### TASK OBJECTIVE
Reproduce the entire listing word for word.
───── TASK MATERIAL
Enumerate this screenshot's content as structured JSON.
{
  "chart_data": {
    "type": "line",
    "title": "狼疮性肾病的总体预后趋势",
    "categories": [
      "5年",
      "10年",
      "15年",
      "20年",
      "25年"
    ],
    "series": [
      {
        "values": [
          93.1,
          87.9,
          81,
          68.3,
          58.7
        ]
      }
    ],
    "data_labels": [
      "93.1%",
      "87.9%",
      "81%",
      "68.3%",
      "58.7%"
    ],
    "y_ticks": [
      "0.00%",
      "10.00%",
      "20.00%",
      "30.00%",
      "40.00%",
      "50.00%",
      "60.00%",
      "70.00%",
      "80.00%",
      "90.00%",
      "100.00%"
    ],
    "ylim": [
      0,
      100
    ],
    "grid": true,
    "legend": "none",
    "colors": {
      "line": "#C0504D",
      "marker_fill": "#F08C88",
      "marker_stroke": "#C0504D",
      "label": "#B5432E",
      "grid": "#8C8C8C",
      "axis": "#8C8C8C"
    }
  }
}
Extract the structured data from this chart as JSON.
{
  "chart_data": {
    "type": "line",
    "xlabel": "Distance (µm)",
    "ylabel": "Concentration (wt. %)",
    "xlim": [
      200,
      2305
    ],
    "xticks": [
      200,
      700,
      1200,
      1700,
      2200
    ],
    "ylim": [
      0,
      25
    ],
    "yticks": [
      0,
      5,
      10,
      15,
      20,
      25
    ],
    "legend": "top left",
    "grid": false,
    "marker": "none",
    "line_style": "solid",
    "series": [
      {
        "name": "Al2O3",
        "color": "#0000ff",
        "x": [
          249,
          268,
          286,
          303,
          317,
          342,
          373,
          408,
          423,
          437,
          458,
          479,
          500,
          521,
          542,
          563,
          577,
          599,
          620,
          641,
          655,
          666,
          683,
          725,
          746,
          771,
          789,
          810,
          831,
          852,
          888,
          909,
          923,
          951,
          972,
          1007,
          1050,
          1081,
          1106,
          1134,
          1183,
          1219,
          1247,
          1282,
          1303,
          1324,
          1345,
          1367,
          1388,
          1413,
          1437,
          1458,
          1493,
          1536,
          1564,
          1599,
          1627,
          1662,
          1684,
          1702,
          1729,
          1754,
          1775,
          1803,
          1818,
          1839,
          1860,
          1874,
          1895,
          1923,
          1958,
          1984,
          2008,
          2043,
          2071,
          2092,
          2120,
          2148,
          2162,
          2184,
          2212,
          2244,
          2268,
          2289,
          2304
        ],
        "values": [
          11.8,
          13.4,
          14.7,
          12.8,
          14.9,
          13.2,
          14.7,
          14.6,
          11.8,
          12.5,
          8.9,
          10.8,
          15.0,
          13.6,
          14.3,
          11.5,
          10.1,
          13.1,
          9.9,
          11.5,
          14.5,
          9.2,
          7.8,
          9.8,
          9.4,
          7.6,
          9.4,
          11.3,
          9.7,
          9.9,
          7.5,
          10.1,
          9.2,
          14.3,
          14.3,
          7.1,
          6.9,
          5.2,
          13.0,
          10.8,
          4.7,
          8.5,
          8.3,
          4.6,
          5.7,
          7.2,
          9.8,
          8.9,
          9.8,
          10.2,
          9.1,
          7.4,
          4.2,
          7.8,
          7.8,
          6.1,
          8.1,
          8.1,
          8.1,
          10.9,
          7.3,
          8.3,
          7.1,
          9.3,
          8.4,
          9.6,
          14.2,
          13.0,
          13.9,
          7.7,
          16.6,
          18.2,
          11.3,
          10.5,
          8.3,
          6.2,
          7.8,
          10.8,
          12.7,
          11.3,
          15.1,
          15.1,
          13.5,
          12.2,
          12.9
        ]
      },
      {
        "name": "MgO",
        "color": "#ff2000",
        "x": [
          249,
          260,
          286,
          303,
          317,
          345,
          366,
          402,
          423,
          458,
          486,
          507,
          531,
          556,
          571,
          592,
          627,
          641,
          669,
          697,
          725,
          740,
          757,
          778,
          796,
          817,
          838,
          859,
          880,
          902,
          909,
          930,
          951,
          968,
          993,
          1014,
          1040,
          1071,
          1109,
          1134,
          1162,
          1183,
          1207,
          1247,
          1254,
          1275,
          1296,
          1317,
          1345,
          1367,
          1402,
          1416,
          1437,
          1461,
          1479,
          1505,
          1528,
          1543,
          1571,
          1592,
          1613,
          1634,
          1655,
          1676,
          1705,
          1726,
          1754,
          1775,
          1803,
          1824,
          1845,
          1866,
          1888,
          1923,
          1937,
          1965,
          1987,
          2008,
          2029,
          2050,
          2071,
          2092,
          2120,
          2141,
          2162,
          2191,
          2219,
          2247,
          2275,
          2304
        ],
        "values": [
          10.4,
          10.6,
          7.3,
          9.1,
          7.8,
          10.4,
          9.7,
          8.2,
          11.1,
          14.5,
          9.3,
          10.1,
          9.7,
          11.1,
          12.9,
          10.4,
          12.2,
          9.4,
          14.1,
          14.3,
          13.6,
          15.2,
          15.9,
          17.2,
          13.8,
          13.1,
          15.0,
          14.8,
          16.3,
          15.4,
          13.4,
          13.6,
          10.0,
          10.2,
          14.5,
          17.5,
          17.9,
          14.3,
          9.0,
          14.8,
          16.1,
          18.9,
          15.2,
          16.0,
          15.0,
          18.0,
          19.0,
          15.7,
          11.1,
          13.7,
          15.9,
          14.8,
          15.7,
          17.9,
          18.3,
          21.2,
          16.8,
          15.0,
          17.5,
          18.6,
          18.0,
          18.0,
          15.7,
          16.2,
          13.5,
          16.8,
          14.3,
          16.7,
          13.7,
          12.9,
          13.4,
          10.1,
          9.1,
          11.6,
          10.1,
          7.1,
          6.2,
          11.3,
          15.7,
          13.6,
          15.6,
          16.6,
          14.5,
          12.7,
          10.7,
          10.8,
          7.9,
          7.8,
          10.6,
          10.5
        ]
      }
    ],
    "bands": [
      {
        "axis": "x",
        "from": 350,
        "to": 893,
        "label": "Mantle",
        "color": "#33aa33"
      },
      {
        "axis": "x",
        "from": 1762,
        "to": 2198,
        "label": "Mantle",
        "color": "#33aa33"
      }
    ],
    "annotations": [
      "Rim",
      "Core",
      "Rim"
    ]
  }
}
──────────
### ANSWER TO THIS TASK
Enumerate this screenshot's content as structured JSON.
{
  "chart_data": {
    "type": "line",
    "title": "狼疮性肾病的总体预后趋势",
    "categories": [
      "5年",
      "10年",
      "15年",
      "20年",
      "25年"
    ],
    "series": [
      {
        "values": [
          93.1,
          87.9,
          81,
          68.3,
          58.7
        ]
      }
    ],
    "data_labels": [
      "93.1%",
      "87.9%",
      "81%",
      "68.3%",
      "58.7%"
    ],
    "y_ticks": [
      "0.00%",
      "10.00%",
      "20.00%",
      "30.00%",
      "40.00%",
      "50.00%",
      "60.00%",
      "70.00%",
      "80.00%",
      "90.00%",
      "100.00%"
    ],
    "ylim": [
      0,
      100
    ],
    "grid": true,
    "legend": "none",
    "colors": {
      "line": "#C0504D",
      "marker_fill": "#F08C88",
      "marker_stroke": "#C0504D",
      "label": "#B5432E",
      "grid": "#8C8C8C",
      "axis": "#8C8C8C"
    }
  }
}
Extract the structured data from this chart as JSON.
{
  "chart_data": {
    "type": "line",
    "xlabel": "Distance (µm)",
    "ylabel": "Concentration (wt. %)",
    "xlim": [
      200,
      2305
    ],
    "xticks": [
      200,
      700,
      1200,
      1700,
      2200
    ],
    "ylim": [
      0,
      25
    ],
    "yticks": [
      0,
      5,
      10,
      15,
      20,
      25
    ],
    "legend": "top left",
    "grid": false,
    "marker": "none",
    "line_style": "solid",
    "series": [
      {
        "name": "Al2O3",
        "color": "#0000ff",
        "x": [
          249,
          268,
          286,
          303,
          317,
          342,
          373,
          408,
          423,
          437,
          458,
          479,
          500,
          521,
          542,
          563,
          577,
          599,
          620,
          641,
          655,
          666,
          683,
          725,
          746,
          771,
          789,
          810,
          831,
          852,
          888,
          909,
          923,
          951,
          972,
          1007,
          1050,
          1081,
          1106,
          1134,
          1183,
          1219,
          1247,
          1282,
          1303,
          1324,
          1345,
          1367,
          1388,
          1413,
          1437,
          1458,
          1493,
          1536,
          1564,
          1599,
          1627,
          1662,
          1684,
          1702,
          1729,
          1754,
          1775,
          1803,
          1818,
          1839,
          1860,
          1874,
          1895,
          1923,
          1958,
          1984,
          2008,
          2043,
          2071,
          2092,
          2120,
          2148,
          2162,
          2184,
          2212,
          2244,
          2268,
          2289,
          2304
        ],
        "values": [
          11.8,
          13.4,
          14.7,
          12.8,
          14.9,
          13.2,
          14.7,
          14.6,
          11.8,
          12.5,
          8.9,
          10.8,
          15.0,
          13.6,
          14.3,
          11.5,
          10.1,
          13.1,
          9.9,
          11.5,
          14.5,
          9.2,
          7.8,
          9.8,
          9.4,
          7.6,
          9.4,
          11.3,
          9.7,
          9.9,
          7.5,
          10.1,
          9.2,
          14.3,
          14.3,
          7.1,
          6.9,
          5.2,
          13.0,
          10.8,
          4.7,
          8.5,
          8.3,
          4.6,
          5.7,
          7.2,
          9.8,
          8.9,
          9.8,
          10.2,
          9.1,
          7.4,
          4.2,
          7.8,
          7.8,
          6.1,
          8.1,
          8.1,
          8.1,
          10.9,
          7.3,
          8.3,
          7.1,
          9.3,
          8.4,
          9.6,
          14.2,
          13.0,
          13.9,
          7.7,
          16.6,
          18.2,
          11.3,
          10.5,
          8.3,
          6.2,
          7.8,
          10.8,
          12.7,
          11.3,
          15.1,
          15.1,
          13.5,
          12.2,
          12.9
        ]
      },
      {
        "name": "MgO",
        "color": "#ff2000",
        "x": [
          249,
          260,
          286,
          303,
          317,
          345,
          366,
          402,
          423,
          458,
          486,
          507,
          531,
          556,
          571,
          592,
          627,
          641,
          669,
          697,
          725,
          740,
          757,
          778,
          796,
          817,
          838,
          859,
          880,
          902,
          909,
          930,
          951,
          968,
          993,
          1014,
          1040,
          1071,
          1109,
          1134,
          1162,
          1183,
          1207,
          1247,
          1254,
          1275,
          1296,
          1317,
          1345,
          1367,
          1402,
          1416,
          1437,
          1461,
          1479,
          1505,
          1528,
          1543,
          1571,
          1592,
          1613,
          1634,
          1655,
          1676,
          1705,
          1726,
          1754,
          1775,
          1803,
          1824,
          1845,
          1866,
          1888,
          1923,
          1937,
          1965,
          1987,
          2008,
          2029,
          2050,
          2071,
          2092,
          2120,
          2141,
          2162,
          2191,
          2219,
          2247,
          2275,
          2304
        ],
        "values": [
          10.4,
          10.6,
          7.3,
          9.1,
          7.8,
          10.4,
          9.7,
          8.2,
          11.1,
          14.5,
          9.3,
          10.1,
          9.7,
          11.1,
          12.9,
          10.4,
          12.2,
          9.4,
          14.1,
          14.3,
          13.6,
          15.2,
          15.9,
          17.2,
          13.8,
          13.1,
          15.0,
          14.8,
          16.3,
          15.4,
          13.4,
          13.6,
          10.0,
          10.2,
          14.5,
          17.5,
          17.9,
          14.3,
          9.0,
          14.8,
          16.1,
          18.9,
          15.2,
          16.0,
          15.0,
          18.0,
          19.0,
          15.7,
          11.1,
          13.7,
          15.9,
          14.8,
          15.7,
          17.9,
          18.3,
          21.2,
          16.8,
          15.0,
          17.5,
          18.6,
          18.0,
          18.0,
          15.7,
          16.2,
          13.5,
          16.8,
          14.3,
          16.7,
          13.7,
          12.9,
          13.4,
          10.1,
          9.1,
          11.6,
          10.1,
          7.1,
          6.2,
          11.3,
          15.7,
          13.6,
          15.6,
          16.6,
          14.5,
          12.7,
          10.7,
          10.8,
          7.9,
          7.8,
          10.6,
          10.5
        ]
      }
    ],
    "bands": [
      {
        "axis": "x",
        "from": 350,
        "to": 893,
        "label": "Mantle",
        "color": "#33aa33"
      },
      {
        "axis": "x",
        "from": 1762,
        "to": 2198,
        "label": "Mantle",
        "color": "#33aa33"
      }
    ],
    "annotations": [
      "Rim",
      "Core",
      "Rim"
    ]
  }
}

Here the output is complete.